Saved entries
· · · ·
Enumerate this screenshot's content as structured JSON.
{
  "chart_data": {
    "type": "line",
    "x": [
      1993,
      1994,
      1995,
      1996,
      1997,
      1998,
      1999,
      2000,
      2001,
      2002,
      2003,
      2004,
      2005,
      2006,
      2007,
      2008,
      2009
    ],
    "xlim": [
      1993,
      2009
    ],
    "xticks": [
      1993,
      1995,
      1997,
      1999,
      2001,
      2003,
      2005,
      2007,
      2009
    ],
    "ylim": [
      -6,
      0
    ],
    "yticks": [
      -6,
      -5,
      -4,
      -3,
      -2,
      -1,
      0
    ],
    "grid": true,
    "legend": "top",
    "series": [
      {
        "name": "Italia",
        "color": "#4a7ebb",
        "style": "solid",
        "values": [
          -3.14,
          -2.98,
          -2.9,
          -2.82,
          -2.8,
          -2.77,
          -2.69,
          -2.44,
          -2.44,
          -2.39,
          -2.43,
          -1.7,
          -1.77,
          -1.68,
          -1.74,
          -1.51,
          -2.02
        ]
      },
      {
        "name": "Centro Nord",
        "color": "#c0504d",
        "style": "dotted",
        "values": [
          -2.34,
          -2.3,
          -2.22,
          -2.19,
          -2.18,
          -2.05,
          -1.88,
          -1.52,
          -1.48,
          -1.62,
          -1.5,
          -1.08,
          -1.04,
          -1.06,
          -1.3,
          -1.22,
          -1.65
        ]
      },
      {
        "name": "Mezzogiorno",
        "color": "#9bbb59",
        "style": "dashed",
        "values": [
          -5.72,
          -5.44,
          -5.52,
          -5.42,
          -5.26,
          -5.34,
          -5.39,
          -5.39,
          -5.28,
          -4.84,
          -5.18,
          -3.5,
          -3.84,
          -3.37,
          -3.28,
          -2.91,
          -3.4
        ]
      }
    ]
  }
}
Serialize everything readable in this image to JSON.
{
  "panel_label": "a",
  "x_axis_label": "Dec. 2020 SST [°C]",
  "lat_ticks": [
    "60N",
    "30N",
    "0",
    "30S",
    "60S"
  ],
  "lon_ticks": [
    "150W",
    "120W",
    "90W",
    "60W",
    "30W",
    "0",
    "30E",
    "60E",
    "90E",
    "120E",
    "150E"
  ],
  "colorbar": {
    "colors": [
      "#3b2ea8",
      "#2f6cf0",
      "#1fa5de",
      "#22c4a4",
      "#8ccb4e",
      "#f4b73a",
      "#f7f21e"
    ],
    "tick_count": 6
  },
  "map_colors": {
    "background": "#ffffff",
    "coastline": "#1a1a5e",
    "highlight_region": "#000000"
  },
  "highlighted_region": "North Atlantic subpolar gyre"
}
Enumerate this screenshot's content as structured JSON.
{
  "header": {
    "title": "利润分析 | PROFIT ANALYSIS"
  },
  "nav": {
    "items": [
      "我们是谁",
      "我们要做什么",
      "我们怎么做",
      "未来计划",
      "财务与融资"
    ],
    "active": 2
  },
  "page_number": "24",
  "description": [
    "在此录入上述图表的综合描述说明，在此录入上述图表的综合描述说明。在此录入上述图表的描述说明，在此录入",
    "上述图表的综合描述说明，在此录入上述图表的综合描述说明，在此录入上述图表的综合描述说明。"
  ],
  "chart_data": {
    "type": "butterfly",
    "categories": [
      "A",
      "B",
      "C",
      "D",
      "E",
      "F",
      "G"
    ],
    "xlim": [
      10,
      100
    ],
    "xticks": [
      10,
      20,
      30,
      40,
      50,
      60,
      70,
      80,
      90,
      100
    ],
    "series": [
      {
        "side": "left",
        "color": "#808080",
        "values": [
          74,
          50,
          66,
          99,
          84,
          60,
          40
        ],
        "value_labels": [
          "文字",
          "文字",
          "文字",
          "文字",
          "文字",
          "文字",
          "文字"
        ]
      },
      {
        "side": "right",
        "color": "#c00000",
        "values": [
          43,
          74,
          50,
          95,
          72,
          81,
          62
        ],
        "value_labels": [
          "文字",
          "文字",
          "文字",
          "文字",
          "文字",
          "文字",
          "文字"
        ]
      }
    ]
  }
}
· · · ·
[Task description]:
Print the whole listing again, exactly.

[Solution for this exercise]:
Enumerate this screenshot's content as structured JSON.
{
  "chart_data": {
    "type": "line",
    "x": [
      1993,
      1994,
      1995,
      1996,
      1997,
      1998,
      1999,
      2000,
      2001,
      2002,
      2003,
      2004,
      2005,
      2006,
      2007,
      2008,
      2009
    ],
    "xlim": [
      1993,
      2009
    ],
    "xticks": [
      1993,
      1995,
      1997,
      1999,
      2001,
      2003,
      2005,
      2007,
      2009
    ],
    "ylim": [
      -6,
      0
    ],
    "yticks": [
      -6,
      -5,
      -4,
      -3,
      -2,
      -1,
      0
    ],
    "grid": true,
    "legend": "top",
    "series": [
      {
        "name": "Italia",
        "color": "#4a7ebb",
        "style": "solid",
        "values": [
          -3.14,
          -2.98,
          -2.9,
          -2.82,
          -2.8,
          -2.77,
          -2.69,
          -2.44,
          -2.44,
          -2.39,
          -2.43,
          -1.7,
          -1.77,
          -1.68,
          -1.74,
          -1.51,
          -2.02
        ]
      },
      {
        "name": "Centro Nord",
        "color": "#c0504d",
        "style": "dotted",
        "values": [
          -2.34,
          -2.3,
          -2.22,
          -2.19,
          -2.18,
          -2.05,
          -1.88,
          -1.52,
          -1.48,
          -1.62,
          -1.5,
          -1.08,
          -1.04,
          -1.06,
          -1.3,
          -1.22,
          -1.65
        ]
      },
      {
        "name": "Mezzogiorno",
        "color": "#9bbb59",
        "style": "dashed",
        "values": [
          -5.72,
          -5.44,
          -5.52,
          -5.42,
          -5.26,
          -5.34,
          -5.39,
          -5.39,
          -5.28,
          -4.84,
          -5.18,
          -3.5,
          -3.84,
          -3.37,
          -3.28,
          -2.91,
          -3.4
        ]
      }
    ]
  }
}
Serialize everything readable in this image to JSON.
{
  "panel_label": "a",
  "x_axis_label": "Dec. 2020 SST [°C]",
  "lat_ticks": [
    "60N",
    "30N",
    "0",
    "30S",
    "60S"
  ],
  "lon_ticks": [
    "150W",
    "120W",
    "90W",
    "60W",
    "30W",
    "0",
    "30E",
    "60E",
    "90E",
    "120E",
    "150E"
  ],
  "colorbar": {
    "colors": [
      "#3b2ea8",
      "#2f6cf0",
      "#1fa5de",
      "#22c4a4",
      "#8ccb4e",
      "#f4b73a",
      "#f7f21e"
    ],
    "tick_count": 6
  },
  "map_colors": {
    "background": "#ffffff",
    "coastline": "#1a1a5e",
    "highlight_region": "#000000"
  },
  "highlighted_region": "North Atlantic subpolar gyre"
}
Enumerate this screenshot's content as structured JSON.
{
  "header": {
    "title": "利润分析 | PROFIT ANALYSIS"
  },
  "nav": {
    "items": [
      "我们是谁",
      "我们要做什么",
      "我们怎么做",
      "未来计划",
      "财务与融资"
    ],
    "active": 2
  },
  "page_number": "24",
  "description": [
    "在此录入上述图表的综合描述说明，在此录入上述图表的综合描述说明。在此录入上述图表的描述说明，在此录入",
    "上述图表的综合描述说明，在此录入上述图表的综合描述说明，在此录入上述图表的综合描述说明。"
  ],
  "chart_data": {
    "type": "butterfly",
    "categories": [
      "A",
      "B",
      "C",
      "D",
      "E",
      "F",
      "G"
    ],
    "xlim": [
      10,
      100
    ],
    "xticks": [
      10,
      20,
      30,
      40,
      50,
      60,
      70,
      80,
      90,
      100
    ],
    "series": [
      {
        "side": "left",
        "color": "#808080",
        "values": [
          74,
          50,
          66,
          99,
          84,
          60,
          40
        ],
        "value_labels": [
          "文字",
          "文字",
          "文字",
          "文字",
          "文字",
          "文字",
          "文字"
        ]
      },
      {
        "side": "right",
        "color": "#c00000",
        "values": [
          43,
          74,
          50,
          95,
          72,
          81,
          62
        ],
        "value_labels": [
          "文字",
          "文字",
          "文字",
          "文字",
          "文字",
          "文字",
          "文字"
        ]
      }
    ]
  }
}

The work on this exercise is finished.